• **DATA SHOWN**

________________

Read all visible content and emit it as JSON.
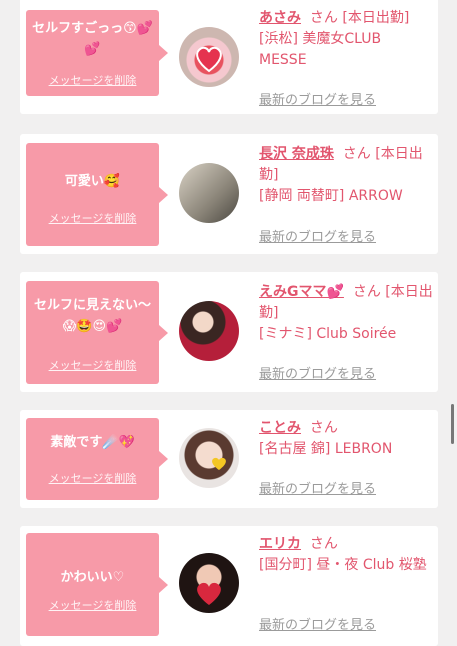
{
  "cards": [
    {
      "message": "セルフすごっっ😙💕💕",
      "delete_label": "メッセージを削除",
      "name": "あさみ",
      "honorific": "さん",
      "badge": "[本日出勤]",
      "area": "[浜松]",
      "shop": "美魔女CLUB MESSE",
      "blog_label": "最新のブログを見る",
      "avatar_icon": "heart-photo"
    },
    {
      "message": "可愛い🥰",
      "delete_label": "メッセージを削除",
      "name": "長沢 奈成珠",
      "honorific": "さん",
      "badge": "[本日出勤]",
      "area": "[静岡 両替町]",
      "shop": "ARROW",
      "blog_label": "最新のブログを見る",
      "avatar_icon": "person-photo"
    },
    {
      "message": "セルフに見えない〜😱🤩😍💕",
      "delete_label": "メッセージを削除",
      "name": "えみGママ💕",
      "honorific": "さん",
      "badge": "[本日出勤]",
      "area": "[ミナミ]",
      "shop": "Club Soirée",
      "blog_label": "最新のブログを見る",
      "avatar_icon": "person-photo"
    },
    {
      "message": "素敵です☄️💖",
      "delete_label": "メッセージを削除",
      "name": "ことみ",
      "honorific": "さん",
      "badge": "",
      "area": "[名古屋 錦]",
      "shop": "LEBRON",
      "blog_label": "最新のブログを見る",
      "avatar_icon": "heart-photo"
    },
    {
      "message": "かわいい♡",
      "delete_label": "メッセージを削除",
      "name": "エリカ",
      "honorific": "さん",
      "badge": "",
      "area": "[国分町]",
      "shop": "昼・夜 Club 桜塾",
      "blog_label": "最新のブログを見る",
      "avatar_icon": "heart-photo"
    }
  ],
  "colors": {
    "accent": "#e2566e",
    "bubble": "#f79aa8",
    "link_gray": "#9b9b9b",
    "background": "#f1f0f0"
  }
}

________________

Review the material and copy each line in which the word "name" appears.

• **SOLUTION TO THE EXERCISE**
      "name": "あさみ",
      "name": "長沢 奈成珠",
      "name": "えみGママ💕",
      "name": "ことみ",
      "name": "エリカ",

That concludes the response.